▸ **Directions for this task**
Reproduce the following records exactly from the line containing "What text is on this page?" onward, ending with the last line and including it.

##### Listing

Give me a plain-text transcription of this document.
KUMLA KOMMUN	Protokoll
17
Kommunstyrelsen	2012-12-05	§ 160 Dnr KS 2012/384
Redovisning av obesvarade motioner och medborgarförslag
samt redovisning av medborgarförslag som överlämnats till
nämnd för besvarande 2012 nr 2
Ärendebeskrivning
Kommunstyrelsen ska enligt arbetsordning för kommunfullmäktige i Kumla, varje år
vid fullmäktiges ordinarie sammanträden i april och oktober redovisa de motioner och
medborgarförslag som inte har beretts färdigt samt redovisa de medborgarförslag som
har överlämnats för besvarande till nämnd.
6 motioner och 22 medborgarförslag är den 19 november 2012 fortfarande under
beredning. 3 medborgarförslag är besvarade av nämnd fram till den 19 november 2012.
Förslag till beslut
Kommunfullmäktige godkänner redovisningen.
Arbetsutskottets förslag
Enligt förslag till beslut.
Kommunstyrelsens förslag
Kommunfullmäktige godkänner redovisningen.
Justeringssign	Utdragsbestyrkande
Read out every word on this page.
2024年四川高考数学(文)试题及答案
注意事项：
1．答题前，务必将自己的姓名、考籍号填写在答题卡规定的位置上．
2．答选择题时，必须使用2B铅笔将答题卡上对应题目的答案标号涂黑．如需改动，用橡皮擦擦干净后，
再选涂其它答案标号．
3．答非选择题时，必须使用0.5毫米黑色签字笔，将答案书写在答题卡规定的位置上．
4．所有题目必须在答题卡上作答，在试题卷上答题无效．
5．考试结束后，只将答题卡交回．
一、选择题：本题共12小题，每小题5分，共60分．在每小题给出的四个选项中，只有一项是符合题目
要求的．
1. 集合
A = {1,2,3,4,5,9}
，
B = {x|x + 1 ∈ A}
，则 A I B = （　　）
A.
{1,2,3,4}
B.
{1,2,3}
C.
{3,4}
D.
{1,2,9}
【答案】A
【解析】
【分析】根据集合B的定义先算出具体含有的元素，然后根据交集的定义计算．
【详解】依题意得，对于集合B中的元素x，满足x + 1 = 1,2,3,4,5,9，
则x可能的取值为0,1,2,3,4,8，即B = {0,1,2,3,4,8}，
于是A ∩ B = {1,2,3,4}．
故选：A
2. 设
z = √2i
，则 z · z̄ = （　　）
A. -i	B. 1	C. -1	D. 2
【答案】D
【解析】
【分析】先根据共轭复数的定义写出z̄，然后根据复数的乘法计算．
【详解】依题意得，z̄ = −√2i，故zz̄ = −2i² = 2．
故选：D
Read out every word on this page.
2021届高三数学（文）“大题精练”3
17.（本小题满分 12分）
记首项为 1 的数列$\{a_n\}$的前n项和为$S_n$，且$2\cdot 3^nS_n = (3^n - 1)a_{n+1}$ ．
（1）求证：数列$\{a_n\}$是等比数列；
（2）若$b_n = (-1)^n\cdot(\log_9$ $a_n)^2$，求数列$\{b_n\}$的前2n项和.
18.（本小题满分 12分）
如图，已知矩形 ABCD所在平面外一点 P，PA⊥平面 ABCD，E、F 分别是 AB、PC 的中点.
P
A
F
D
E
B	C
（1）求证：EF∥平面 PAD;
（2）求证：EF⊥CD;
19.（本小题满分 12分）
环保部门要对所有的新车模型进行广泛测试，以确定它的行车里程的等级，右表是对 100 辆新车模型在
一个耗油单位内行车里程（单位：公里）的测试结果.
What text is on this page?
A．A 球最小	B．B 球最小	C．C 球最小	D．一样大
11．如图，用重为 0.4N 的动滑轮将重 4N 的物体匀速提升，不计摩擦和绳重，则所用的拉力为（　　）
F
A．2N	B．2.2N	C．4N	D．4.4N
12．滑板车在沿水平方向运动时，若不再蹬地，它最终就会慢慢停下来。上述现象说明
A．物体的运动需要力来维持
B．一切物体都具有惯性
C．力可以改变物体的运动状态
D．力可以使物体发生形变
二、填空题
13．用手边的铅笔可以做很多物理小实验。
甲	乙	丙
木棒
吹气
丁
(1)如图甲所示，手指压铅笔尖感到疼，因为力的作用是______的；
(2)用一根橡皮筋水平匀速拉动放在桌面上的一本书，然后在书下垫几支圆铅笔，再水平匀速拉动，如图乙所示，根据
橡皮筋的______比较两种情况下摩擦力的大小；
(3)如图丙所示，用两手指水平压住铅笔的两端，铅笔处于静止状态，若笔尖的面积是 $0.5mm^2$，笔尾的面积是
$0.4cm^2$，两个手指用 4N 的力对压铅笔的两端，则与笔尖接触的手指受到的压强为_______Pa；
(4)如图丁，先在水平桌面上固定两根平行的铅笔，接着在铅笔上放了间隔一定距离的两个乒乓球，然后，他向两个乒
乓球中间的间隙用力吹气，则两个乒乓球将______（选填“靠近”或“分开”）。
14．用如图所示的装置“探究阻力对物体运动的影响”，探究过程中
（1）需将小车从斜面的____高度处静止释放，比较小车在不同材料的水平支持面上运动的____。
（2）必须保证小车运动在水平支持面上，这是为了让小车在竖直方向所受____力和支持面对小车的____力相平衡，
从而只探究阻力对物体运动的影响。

##########

▸ **Written answer**
What text is on this page?
A．A 球最小	B．B 球最小	C．C 球最小	D．一样大
11．如图，用重为 0.4N 的动滑轮将重 4N 的物体匀速提升，不计摩擦和绳重，则所用的拉力为（　　）
F
A．2N	B．2.2N	C．4N	D．4.4N
12．滑板车在沿水平方向运动时，若不再蹬地，它最终就会慢慢停下来。上述现象说明
A．物体的运动需要力来维持
B．一切物体都具有惯性
C．力可以改变物体的运动状态
D．力可以使物体发生形变
二、填空题
13．用手边的铅笔可以做很多物理小实验。
甲	乙	丙
木棒
吹气
丁
(1)如图甲所示，手指压铅笔尖感到疼，因为力的作用是______的；
(2)用一根橡皮筋水平匀速拉动放在桌面上的一本书，然后在书下垫几支圆铅笔，再水平匀速拉动，如图乙所示，根据
橡皮筋的______比较两种情况下摩擦力的大小；
(3)如图丙所示，用两手指水平压住铅笔的两端，铅笔处于静止状态，若笔尖的面积是 $0.5mm^2$，笔尾的面积是
$0.4cm^2$，两个手指用 4N 的力对压铅笔的两端，则与笔尖接触的手指受到的压强为_______Pa；
(4)如图丁，先在水平桌面上固定两根平行的铅笔，接着在铅笔上放了间隔一定距离的两个乒乓球，然后，他向两个乒
乓球中间的间隙用力吹气，则两个乒乓球将______（选填“靠近”或“分开”）。
14．用如图所示的装置“探究阻力对物体运动的影响”，探究过程中
（1）需将小车从斜面的____高度处静止释放，比较小车在不同材料的水平支持面上运动的____。
（2）必须保证小车运动在水平支持面上，这是为了让小车在竖直方向所受____力和支持面对小车的____力相平衡，
从而只探究阻力对物体运动的影响。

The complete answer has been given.